-- Start of Dataset records --
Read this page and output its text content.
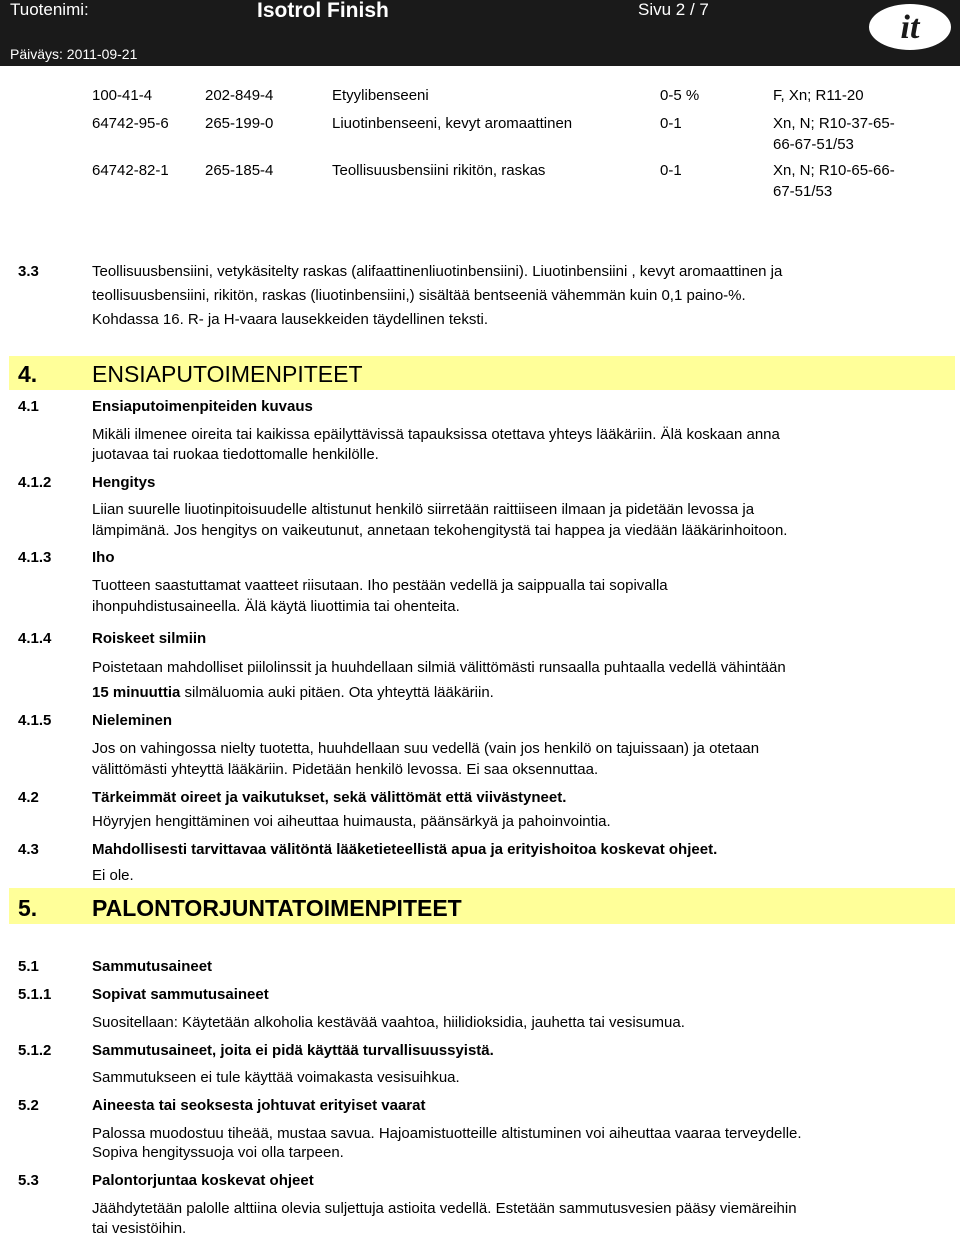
Tuotenimi:	Isotrol Finish	Sivu 2 / 7
Päiväys: 2011-09-21
it
100-41-4	202-849-4	Etyylibenseeni	0-5 %	F, Xn; R11-20
64742-95-6 265-199-0	Liuotinbenseeni, kevyt aromaattinen	0-1	Xn, N; R10-37-65-
66-67-51/53
64742-82-1 265-185-4	Teollisuusbensiini rikitön, raskas	0-1	Xn, N; R10-65-66-
67-51/53
3.3	Teollisuusbensiini, vetykäsitelty raskas (alifaattinenliuotinbensiini). Liuotinbensiini , kevyt aromaattinen ja
teollisuusbensiini, rikitön, raskas (liuotinbensiini,) sisältää bentseeniä vähemmän kuin 0,1 paino-%.
Kohdassa 16. R- ja H-vaara lausekkeiden täydellinen teksti.
4. ENSIAPUTOIMENPITEET
4.1	Ensiaputoimenpiteiden kuvaus
Mikäli ilmenee oireita tai kaikissa epäilyttävissä tapauksissa otettava yhteys lääkäriin. Älä koskaan anna
juotavaa tai ruokaa tiedottomalle henkilölle.
4.1.2	Hengitys
Liian suurelle liuotinpitoisuudelle altistunut henkilö siirretään raittiiseen ilmaan ja pidetään levossa ja
lämpimänä. Jos hengitys on vaikeutunut, annetaan tekohengitystä tai happea ja viedään lääkärinhoitoon.
4.1.3	Iho
Tuotteen saastuttamat vaatteet riisutaan. Iho pestään vedellä ja saippualla tai sopivalla
ihonpuhdistusaineella. Älä käytä liuottimia tai ohenteita.
4.1.4	Roiskeet silmiin
Poistetaan mahdolliset piilolinssit ja huuhdellaan silmiä välittömästi runsaalla puhtaalla vedellä vähintään
15 minuuttia silmäluomia auki pitäen. Ota yhteyttä lääkäriin.
4.1.5	Nieleminen
Jos on vahingossa nielty tuotetta, huuhdellaan suu vedellä (vain jos henkilö on tajuissaan) ja otetaan
välittömästi yhteyttä lääkäriin. Pidetään henkilö levossa. Ei saa oksennuttaa.
4.2	Tärkeimmät oireet ja vaikutukset, sekä välittömät että viivästyneet.
Höyryjen hengittäminen voi aiheuttaa huimausta, päänsärkyä ja pahoinvointia.
4.3	Mahdollisesti tarvittavaa välitöntä lääketieteellistä apua ja erityishoitoa koskevat ohjeet.
Ei ole.
5. PALONTORJUNTATOIMENPITEET
5.1	Sammutusaineet
5.1.1	Sopivat sammutusaineet
Suositellaan: Käytetään alkoholia kestävää vaahtoa, hiilidioksidia, jauhetta tai vesisumua.
5.1.2	Sammutusaineet, joita ei pidä käyttää turvallisuussyistä.
Sammutukseen ei tule käyttää voimakasta vesisuihkua.
5.2	Aineesta tai seoksesta johtuvat erityiset vaarat
Palossa muodostuu tiheää, mustaa savua. Hajoamistuotteille altistuminen voi aiheuttaa vaaraa terveydelle.
Sopiva hengityssuoja voi olla tarpeen.
5.3	Palontorjuntaa koskevat ohjeet
Jäähdytetään palolle alttiina olevia suljettuja astioita vedellä. Estetään sammutusvesien pääsy viemäreihin
tai vesistöihin.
-- End of Dataset records --
Set exercise =
Gather each line of the records holding the string "käyttää".

The output =
5.1.2	Sammutusaineet, joita ei pidä käyttää turvallisuussyistä.
Sammutukseen ei tule käyttää voimakasta vesisuihkua.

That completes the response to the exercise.